Problem to solve:
Quote, without change, all of the lines that follow.

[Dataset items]
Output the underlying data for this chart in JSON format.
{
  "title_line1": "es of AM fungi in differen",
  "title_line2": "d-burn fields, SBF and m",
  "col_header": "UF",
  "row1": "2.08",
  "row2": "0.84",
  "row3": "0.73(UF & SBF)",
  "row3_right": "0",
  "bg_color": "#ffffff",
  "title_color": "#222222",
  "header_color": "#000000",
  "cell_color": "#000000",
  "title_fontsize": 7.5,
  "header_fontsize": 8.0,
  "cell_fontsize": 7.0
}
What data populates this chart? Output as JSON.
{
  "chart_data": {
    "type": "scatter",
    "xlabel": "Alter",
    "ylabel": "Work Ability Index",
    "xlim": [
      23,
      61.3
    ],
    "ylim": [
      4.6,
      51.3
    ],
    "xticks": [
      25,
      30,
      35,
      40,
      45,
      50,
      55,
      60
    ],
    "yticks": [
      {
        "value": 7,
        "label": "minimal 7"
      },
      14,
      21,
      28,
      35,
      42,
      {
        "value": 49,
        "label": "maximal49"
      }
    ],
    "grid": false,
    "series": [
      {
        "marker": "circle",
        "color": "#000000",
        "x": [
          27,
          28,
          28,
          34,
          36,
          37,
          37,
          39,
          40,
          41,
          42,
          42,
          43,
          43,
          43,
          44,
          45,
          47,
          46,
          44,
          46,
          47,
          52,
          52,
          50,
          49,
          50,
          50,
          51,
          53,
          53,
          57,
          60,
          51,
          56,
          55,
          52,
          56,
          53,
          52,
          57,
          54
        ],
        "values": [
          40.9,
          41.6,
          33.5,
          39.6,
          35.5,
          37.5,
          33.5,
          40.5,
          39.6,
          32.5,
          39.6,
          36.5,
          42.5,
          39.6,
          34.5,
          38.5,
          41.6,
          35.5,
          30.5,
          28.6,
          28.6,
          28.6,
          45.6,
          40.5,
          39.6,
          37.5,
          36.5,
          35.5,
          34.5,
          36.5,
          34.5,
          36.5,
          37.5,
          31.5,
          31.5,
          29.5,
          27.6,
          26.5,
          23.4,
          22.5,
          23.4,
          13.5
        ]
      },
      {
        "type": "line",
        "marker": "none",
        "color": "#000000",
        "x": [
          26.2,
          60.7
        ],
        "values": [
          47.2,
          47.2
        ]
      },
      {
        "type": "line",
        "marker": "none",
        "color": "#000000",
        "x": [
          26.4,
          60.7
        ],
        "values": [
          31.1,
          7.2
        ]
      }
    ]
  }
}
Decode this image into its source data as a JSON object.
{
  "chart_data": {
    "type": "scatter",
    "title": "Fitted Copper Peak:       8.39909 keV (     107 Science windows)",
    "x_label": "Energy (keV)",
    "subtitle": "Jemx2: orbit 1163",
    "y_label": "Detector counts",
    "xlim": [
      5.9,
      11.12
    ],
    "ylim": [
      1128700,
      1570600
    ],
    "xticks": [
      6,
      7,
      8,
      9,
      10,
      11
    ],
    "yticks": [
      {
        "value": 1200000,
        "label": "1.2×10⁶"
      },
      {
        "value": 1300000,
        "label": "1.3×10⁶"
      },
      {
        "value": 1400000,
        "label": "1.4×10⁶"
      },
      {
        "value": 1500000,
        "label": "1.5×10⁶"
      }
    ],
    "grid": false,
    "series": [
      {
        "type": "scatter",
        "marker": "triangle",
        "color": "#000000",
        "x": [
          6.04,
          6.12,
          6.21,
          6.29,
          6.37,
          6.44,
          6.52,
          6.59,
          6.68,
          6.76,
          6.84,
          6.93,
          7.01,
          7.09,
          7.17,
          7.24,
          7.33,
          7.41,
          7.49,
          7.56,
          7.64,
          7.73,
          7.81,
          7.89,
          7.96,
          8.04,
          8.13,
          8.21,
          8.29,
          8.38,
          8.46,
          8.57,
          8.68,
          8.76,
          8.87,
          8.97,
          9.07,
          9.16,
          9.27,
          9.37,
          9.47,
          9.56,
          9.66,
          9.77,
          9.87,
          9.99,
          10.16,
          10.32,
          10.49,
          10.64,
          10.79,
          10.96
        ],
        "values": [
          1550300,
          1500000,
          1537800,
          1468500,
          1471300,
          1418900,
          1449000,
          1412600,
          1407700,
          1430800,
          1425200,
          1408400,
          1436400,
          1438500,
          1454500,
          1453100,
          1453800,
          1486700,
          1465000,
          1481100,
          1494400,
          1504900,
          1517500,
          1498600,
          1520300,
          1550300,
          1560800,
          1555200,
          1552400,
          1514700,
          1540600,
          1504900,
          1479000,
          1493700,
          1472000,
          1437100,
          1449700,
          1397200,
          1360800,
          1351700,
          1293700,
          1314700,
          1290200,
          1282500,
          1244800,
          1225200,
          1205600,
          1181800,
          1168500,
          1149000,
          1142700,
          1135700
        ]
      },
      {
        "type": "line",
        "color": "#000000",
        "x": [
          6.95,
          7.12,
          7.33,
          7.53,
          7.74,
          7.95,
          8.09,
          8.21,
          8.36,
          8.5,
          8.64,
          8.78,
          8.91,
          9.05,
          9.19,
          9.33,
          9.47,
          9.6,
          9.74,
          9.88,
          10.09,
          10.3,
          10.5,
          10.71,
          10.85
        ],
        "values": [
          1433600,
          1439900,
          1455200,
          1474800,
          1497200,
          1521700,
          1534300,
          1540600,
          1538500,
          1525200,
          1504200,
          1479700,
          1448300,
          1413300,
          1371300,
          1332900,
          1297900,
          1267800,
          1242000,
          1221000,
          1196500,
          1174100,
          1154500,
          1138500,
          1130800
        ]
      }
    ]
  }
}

Response for this exercise:
Output the underlying data for this chart in JSON format.
{
  "title_line1": "es of AM fungi in differen",
  "title_line2": "d-burn fields, SBF and m",
  "col_header": "UF",
  "row1": "2.08",
  "row2": "0.84",
  "row3": "0.73(UF & SBF)",
  "row3_right": "0",
  "bg_color": "#ffffff",
  "title_color": "#222222",
  "header_color": "#000000",
  "cell_color": "#000000",
  "title_fontsize": 7.5,
  "header_fontsize": 8.0,
  "cell_fontsize": 7.0
}
What data populates this chart? Output as JSON.
{
  "chart_data": {
    "type": "scatter",
    "xlabel": "Alter",
    "ylabel": "Work Ability Index",
    "xlim": [
      23,
      61.3
    ],
    "ylim": [
      4.6,
      51.3
    ],
    "xticks": [
      25,
      30,
      35,
      40,
      45,
      50,
      55,
      60
    ],
    "yticks": [
      {
        "value": 7,
        "label": "minimal 7"
      },
      14,
      21,
      28,
      35,
      42,
      {
        "value": 49,
        "label": "maximal49"
      }
    ],
    "grid": false,
    "series": [
      {
        "marker": "circle",
        "color": "#000000",
        "x": [
          27,
          28,
          28,
          34,
          36,
          37,
          37,
          39,
          40,
          41,
          42,
          42,
          43,
          43,
          43,
          44,
          45,
          47,
          46,
          44,
          46,
          47,
          52,
          52,
          50,
          49,
          50,
          50,
          51,
          53,
          53,
          57,
          60,
          51,
          56,
          55,
          52,
          56,
          53,
          52,
          57,
          54
        ],
        "values": [
          40.9,
          41.6,
          33.5,
          39.6,
          35.5,
          37.5,
          33.5,
          40.5,
          39.6,
          32.5,
          39.6,
          36.5,
          42.5,
          39.6,
          34.5,
          38.5,
          41.6,
          35.5,
          30.5,
          28.6,
          28.6,
          28.6,
          45.6,
          40.5,
          39.6,
          37.5,
          36.5,
          35.5,
          34.5,
          36.5,
          34.5,
          36.5,
          37.5,
          31.5,
          31.5,
          29.5,
          27.6,
          26.5,
          23.4,
          22.5,
          23.4,
          13.5
        ]
      },
      {
        "type": "line",
        "marker": "none",
        "color": "#000000",
        "x": [
          26.2,
          60.7
        ],
        "values": [
          47.2,
          47.2
        ]
      },
      {
        "type": "line",
        "marker": "none",
        "color": "#000000",
        "x": [
          26.4,
          60.7
        ],
        "values": [
          31.1,
          7.2
        ]
      }
    ]
  }
}
Decode this image into its source data as a JSON object.
{
  "chart_data": {
    "type": "scatter",
    "title": "Fitted Copper Peak:       8.39909 keV (     107 Science windows)",
    "x_label": "Energy (keV)",
    "subtitle": "Jemx2: orbit 1163",
    "y_label": "Detector counts",
    "xlim": [
      5.9,
      11.12
    ],
    "ylim": [
      1128700,
      1570600
    ],
    "xticks": [
      6,
      7,
      8,
      9,
      10,
      11
    ],
    "yticks": [
      {
        "value": 1200000,
        "label": "1.2×10⁶"
      },
      {
        "value": 1300000,
        "label": "1.3×10⁶"
      },
      {
        "value": 1400000,
        "label": "1.4×10⁶"
      },
      {
        "value": 1500000,
        "label": "1.5×10⁶"
      }
    ],
    "grid": false,
    "series": [
      {
        "type": "scatter",
        "marker": "triangle",
        "color": "#000000",
        "x": [
          6.04,
          6.12,
          6.21,
          6.29,
          6.37,
          6.44,
          6.52,
          6.59,
          6.68,
          6.76,
          6.84,
          6.93,
          7.01,
          7.09,
          7.17,
          7.24,
          7.33,
          7.41,
          7.49,
          7.56,
          7.64,
          7.73,
          7.81,
          7.89,
          7.96,
          8.04,
          8.13,
          8.21,
          8.29,
          8.38,
          8.46,
          8.57,
          8.68,
          8.76,
          8.87,
          8.97,
          9.07,
          9.16,
          9.27,
          9.37,
          9.47,
          9.56,
          9.66,
          9.77,
          9.87,
          9.99,
          10.16,
          10.32,
          10.49,
          10.64,
          10.79,
          10.96
        ],
        "values": [
          1550300,
          1500000,
          1537800,
          1468500,
          1471300,
          1418900,
          1449000,
          1412600,
          1407700,
          1430800,
          1425200,
          1408400,
          1436400,
          1438500,
          1454500,
          1453100,
          1453800,
          1486700,
          1465000,
          1481100,
          1494400,
          1504900,
          1517500,
          1498600,
          1520300,
          1550300,
          1560800,
          1555200,
          1552400,
          1514700,
          1540600,
          1504900,
          1479000,
          1493700,
          1472000,
          1437100,
          1449700,
          1397200,
          1360800,
          1351700,
          1293700,
          1314700,
          1290200,
          1282500,
          1244800,
          1225200,
          1205600,
          1181800,
          1168500,
          1149000,
          1142700,
          1135700
        ]
      },
      {
        "type": "line",
        "color": "#000000",
        "x": [
          6.95,
          7.12,
          7.33,
          7.53,
          7.74,
          7.95,
          8.09,
          8.21,
          8.36,
          8.5,
          8.64,
          8.78,
          8.91,
          9.05,
          9.19,
          9.33,
          9.47,
          9.6,
          9.74,
          9.88,
          10.09,
          10.3,
          10.5,
          10.71,
          10.85
        ],
        "values": [
          1433600,
          1439900,
          1455200,
          1474800,
          1497200,
          1521700,
          1534300,
          1540600,
          1538500,
          1525200,
          1504200,
          1479700,
          1448300,
          1413300,
          1371300,
          1332900,
          1297900,
          1267800,
          1242000,
          1221000,
          1196500,
          1174100,
          1154500,
          1138500,
          1130800
        ]
      }
    ]
  }
}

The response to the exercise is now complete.